▸ Data rows
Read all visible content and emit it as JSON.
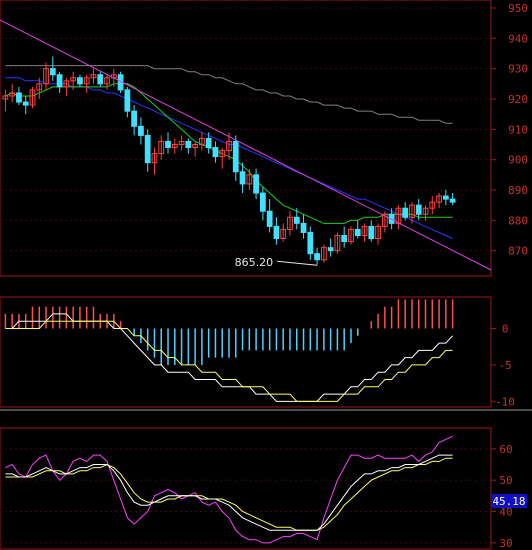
{
  "colors": {
    "background": "#000000",
    "frame": "#a01818",
    "axis_text": "#c83030",
    "candle_up": "#ff4040",
    "candle_down": "#40e0ff",
    "trendline": "#e040e0",
    "ma_short": "#19d219",
    "ma_mid": "#2a36ff",
    "ma_long": "#808080",
    "macd_pos": "#ff5050",
    "macd_neg": "#50d0ff",
    "macd_line1": "#ffffff",
    "macd_line2": "#ffff60",
    "kdj_k": "#ffffff",
    "kdj_d": "#ffff60",
    "kdj_j": "#ff40ff",
    "badge_bg": "#1010c0"
  },
  "price_panel": {
    "y_ticks": [
      "950",
      "940",
      "930",
      "920",
      "910",
      "900",
      "890",
      "880",
      "870"
    ],
    "low_marker_label": "865.20",
    "ylim": [
      860,
      950
    ]
  },
  "macd_panel": {
    "y_ticks": [
      "0",
      "-5",
      "-10"
    ]
  },
  "kdj_panel": {
    "y_ticks": [
      "60",
      "50",
      "40",
      "30"
    ],
    "current_value": "45.18"
  },
  "chart_data": {
    "type": "candlestick",
    "ylabel": "",
    "candles": [
      [
        920,
        923,
        916,
        921
      ],
      [
        921,
        925,
        919,
        922
      ],
      [
        922,
        924,
        918,
        919
      ],
      [
        919,
        921,
        915,
        918
      ],
      [
        918,
        924,
        917,
        923
      ],
      [
        923,
        927,
        920,
        925
      ],
      [
        925,
        932,
        923,
        930
      ],
      [
        930,
        934,
        926,
        928
      ],
      [
        928,
        929,
        922,
        924
      ],
      [
        924,
        927,
        921,
        926
      ],
      [
        926,
        929,
        923,
        927
      ],
      [
        927,
        928,
        924,
        925
      ],
      [
        925,
        928,
        922,
        927
      ],
      [
        927,
        930,
        925,
        928
      ],
      [
        928,
        929,
        924,
        925
      ],
      [
        925,
        928,
        923,
        927
      ],
      [
        927,
        930,
        924,
        928
      ],
      [
        928,
        929,
        922,
        923
      ],
      [
        923,
        924,
        914,
        916
      ],
      [
        916,
        918,
        908,
        911
      ],
      [
        911,
        914,
        905,
        908
      ],
      [
        908,
        910,
        896,
        899
      ],
      [
        899,
        904,
        895,
        902
      ],
      [
        902,
        908,
        900,
        906
      ],
      [
        906,
        909,
        902,
        904
      ],
      [
        904,
        907,
        902,
        905
      ],
      [
        905,
        908,
        903,
        906
      ],
      [
        906,
        907,
        902,
        904
      ],
      [
        904,
        906,
        901,
        905
      ],
      [
        905,
        909,
        903,
        907
      ],
      [
        907,
        909,
        902,
        904
      ],
      [
        904,
        906,
        899,
        901
      ],
      [
        901,
        904,
        897,
        903
      ],
      [
        903,
        909,
        900,
        906
      ],
      [
        906,
        908,
        893,
        896
      ],
      [
        896,
        899,
        889,
        892
      ],
      [
        892,
        897,
        890,
        895
      ],
      [
        895,
        897,
        887,
        889
      ],
      [
        889,
        891,
        880,
        883
      ],
      [
        883,
        887,
        876,
        878
      ],
      [
        878,
        881,
        872,
        874
      ],
      [
        874,
        879,
        873,
        877
      ],
      [
        877,
        883,
        875,
        881
      ],
      [
        881,
        884,
        877,
        879
      ],
      [
        879,
        882,
        874,
        876
      ],
      [
        876,
        878,
        867,
        869
      ],
      [
        869,
        871,
        865.2,
        867
      ],
      [
        867,
        872,
        866,
        871
      ],
      [
        871,
        874,
        868,
        870
      ],
      [
        870,
        876,
        869,
        875
      ],
      [
        875,
        878,
        871,
        873
      ],
      [
        873,
        878,
        872,
        877
      ],
      [
        877,
        880,
        874,
        875
      ],
      [
        875,
        879,
        873,
        878
      ],
      [
        878,
        880,
        873,
        874
      ],
      [
        874,
        879,
        872,
        878
      ],
      [
        878,
        883,
        876,
        882
      ],
      [
        882,
        884,
        877,
        879
      ],
      [
        879,
        885,
        877,
        884
      ],
      [
        884,
        886,
        880,
        881
      ],
      [
        881,
        886,
        879,
        885
      ],
      [
        885,
        887,
        880,
        882
      ],
      [
        882,
        885,
        880,
        884
      ],
      [
        884,
        888,
        882,
        886
      ],
      [
        886,
        889,
        884,
        888
      ],
      [
        888,
        890,
        885,
        887
      ],
      [
        887,
        889,
        885,
        886
      ]
    ],
    "ma_short": [
      921,
      922,
      921,
      921,
      921,
      922,
      923,
      924,
      924,
      924,
      924,
      924,
      924,
      924,
      924,
      924,
      925,
      925,
      925,
      924,
      922,
      920,
      918,
      916,
      914,
      912,
      910,
      908,
      906,
      905,
      904,
      903,
      902,
      901,
      900,
      898,
      896,
      893,
      891,
      889,
      887,
      885,
      884,
      883,
      882,
      881,
      880,
      879,
      879,
      879,
      879,
      880,
      880,
      881,
      881,
      881,
      882,
      882,
      882,
      882,
      882,
      881,
      881,
      881,
      881,
      881,
      881
    ],
    "ma_mid": [
      927,
      927,
      927,
      926,
      926,
      926,
      925,
      925,
      925,
      925,
      924,
      924,
      924,
      923,
      923,
      922,
      922,
      921,
      920,
      919,
      918,
      917,
      916,
      915,
      914,
      913,
      912,
      911,
      910,
      909,
      908,
      907,
      906,
      905,
      905,
      904,
      903,
      902,
      901,
      900,
      899,
      898,
      897,
      896,
      895,
      894,
      893,
      892,
      891,
      890,
      889,
      888,
      887,
      887,
      886,
      885,
      884,
      883,
      882,
      881,
      880,
      879,
      878,
      877,
      876,
      875,
      874
    ],
    "ma_long": [
      931,
      931,
      931,
      931,
      931,
      931,
      931,
      931,
      931,
      931,
      931,
      931,
      931,
      931,
      931,
      931,
      931,
      931,
      931,
      931,
      931,
      931,
      930,
      930,
      930,
      930,
      930,
      929,
      929,
      928,
      928,
      927,
      927,
      926,
      925,
      925,
      924,
      923,
      923,
      922,
      922,
      921,
      921,
      920,
      920,
      919,
      919,
      918,
      918,
      918,
      917,
      917,
      916,
      916,
      916,
      915,
      915,
      915,
      914,
      914,
      914,
      913,
      913,
      913,
      913,
      912,
      912
    ],
    "macd_hist": [
      2,
      2,
      2,
      2,
      3,
      3,
      3,
      3,
      3,
      3,
      3,
      3,
      3,
      3,
      2,
      2,
      2,
      1,
      0,
      -1,
      -2,
      -3,
      -4,
      -5,
      -5,
      -5,
      -5,
      -5,
      -5,
      -5,
      -4,
      -4,
      -4,
      -4,
      -4,
      -3,
      -3,
      -3,
      -3,
      -3,
      -3,
      -3,
      -3,
      -3,
      -3,
      -3,
      -3,
      -3,
      -3,
      -3,
      -3,
      -2,
      -1,
      0,
      1,
      2,
      3,
      3,
      4,
      4,
      4,
      4,
      4,
      4,
      4,
      4,
      4
    ],
    "macd_dif": [
      0,
      0,
      1,
      1,
      1,
      1,
      1,
      2,
      2,
      2,
      1,
      1,
      1,
      1,
      1,
      1,
      0,
      0,
      -1,
      -2,
      -3,
      -4,
      -5,
      -5,
      -6,
      -6,
      -6,
      -6,
      -7,
      -7,
      -7,
      -7,
      -8,
      -8,
      -8,
      -8,
      -8,
      -9,
      -9,
      -9,
      -10,
      -10,
      -10,
      -10,
      -10,
      -10,
      -10,
      -9,
      -9,
      -9,
      -9,
      -8,
      -8,
      -7,
      -7,
      -6,
      -6,
      -5,
      -5,
      -4,
      -4,
      -3,
      -3,
      -3,
      -2,
      -2,
      -1
    ],
    "macd_dea": [
      0,
      0,
      0,
      0,
      0,
      0,
      1,
      1,
      1,
      1,
      1,
      1,
      1,
      1,
      1,
      1,
      1,
      0,
      0,
      -1,
      -1,
      -2,
      -3,
      -3,
      -4,
      -4,
      -5,
      -5,
      -5,
      -6,
      -6,
      -6,
      -7,
      -7,
      -7,
      -8,
      -8,
      -8,
      -8,
      -9,
      -9,
      -9,
      -9,
      -10,
      -10,
      -10,
      -10,
      -10,
      -10,
      -10,
      -9,
      -9,
      -9,
      -8,
      -8,
      -8,
      -7,
      -7,
      -6,
      -6,
      -5,
      -5,
      -5,
      -4,
      -4,
      -3,
      -3
    ],
    "kdj_k": [
      52,
      52,
      51,
      51,
      52,
      53,
      54,
      53,
      52,
      52,
      53,
      54,
      54,
      55,
      55,
      55,
      53,
      50,
      46,
      43,
      42,
      42,
      43,
      44,
      45,
      45,
      45,
      45,
      45,
      44,
      44,
      44,
      43,
      42,
      40,
      38,
      37,
      36,
      35,
      34,
      34,
      34,
      34,
      34,
      34,
      34,
      34,
      36,
      39,
      42,
      45,
      48,
      50,
      52,
      52,
      53,
      53,
      54,
      54,
      55,
      55,
      55,
      56,
      57,
      58,
      58,
      58
    ],
    "kdj_d": [
      51,
      51,
      51,
      51,
      51,
      52,
      53,
      53,
      53,
      52,
      52,
      53,
      53,
      54,
      54,
      55,
      54,
      52,
      49,
      46,
      44,
      43,
      43,
      43,
      44,
      44,
      45,
      45,
      45,
      45,
      44,
      44,
      44,
      43,
      42,
      40,
      39,
      38,
      37,
      36,
      35,
      35,
      35,
      34,
      34,
      34,
      34,
      35,
      37,
      39,
      42,
      44,
      46,
      48,
      50,
      51,
      52,
      53,
      53,
      54,
      54,
      55,
      55,
      56,
      56,
      57,
      57
    ],
    "kdj_j": [
      54,
      55,
      52,
      51,
      55,
      57,
      58,
      53,
      50,
      52,
      56,
      57,
      56,
      58,
      58,
      56,
      50,
      44,
      38,
      36,
      38,
      40,
      45,
      46,
      47,
      46,
      44,
      45,
      46,
      43,
      42,
      43,
      40,
      38,
      34,
      32,
      31,
      31,
      30,
      30,
      31,
      32,
      32,
      33,
      33,
      32,
      31,
      38,
      44,
      50,
      54,
      58,
      58,
      57,
      57,
      58,
      57,
      57,
      57,
      57,
      58,
      56,
      58,
      59,
      62,
      63,
      64
    ]
  }
}
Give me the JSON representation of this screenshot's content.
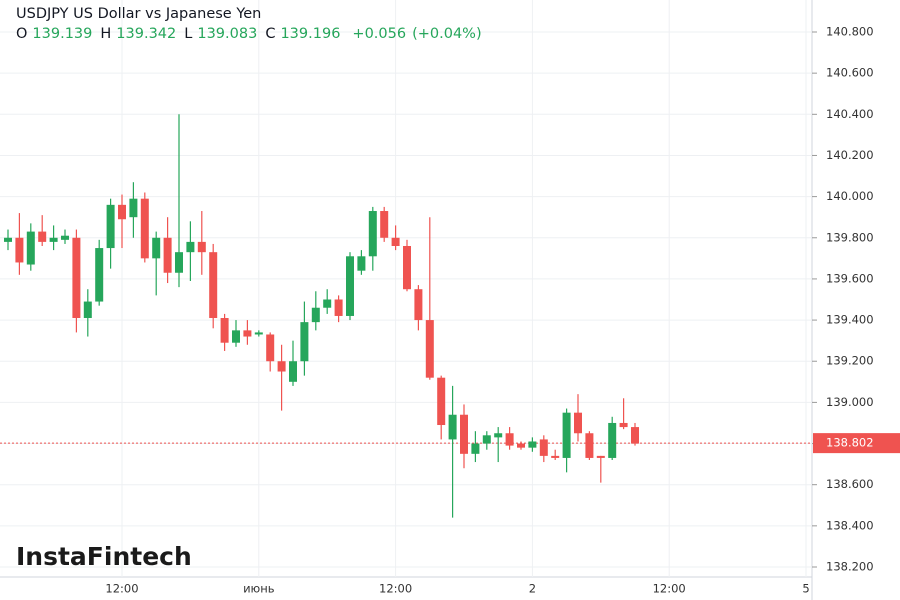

▸ Aim
Identify lines with the string "content". Copy each one.

▸ Answer to the task
Read all visible content and emit it as JSON.
Give me the JSON representation of this screenshot's content.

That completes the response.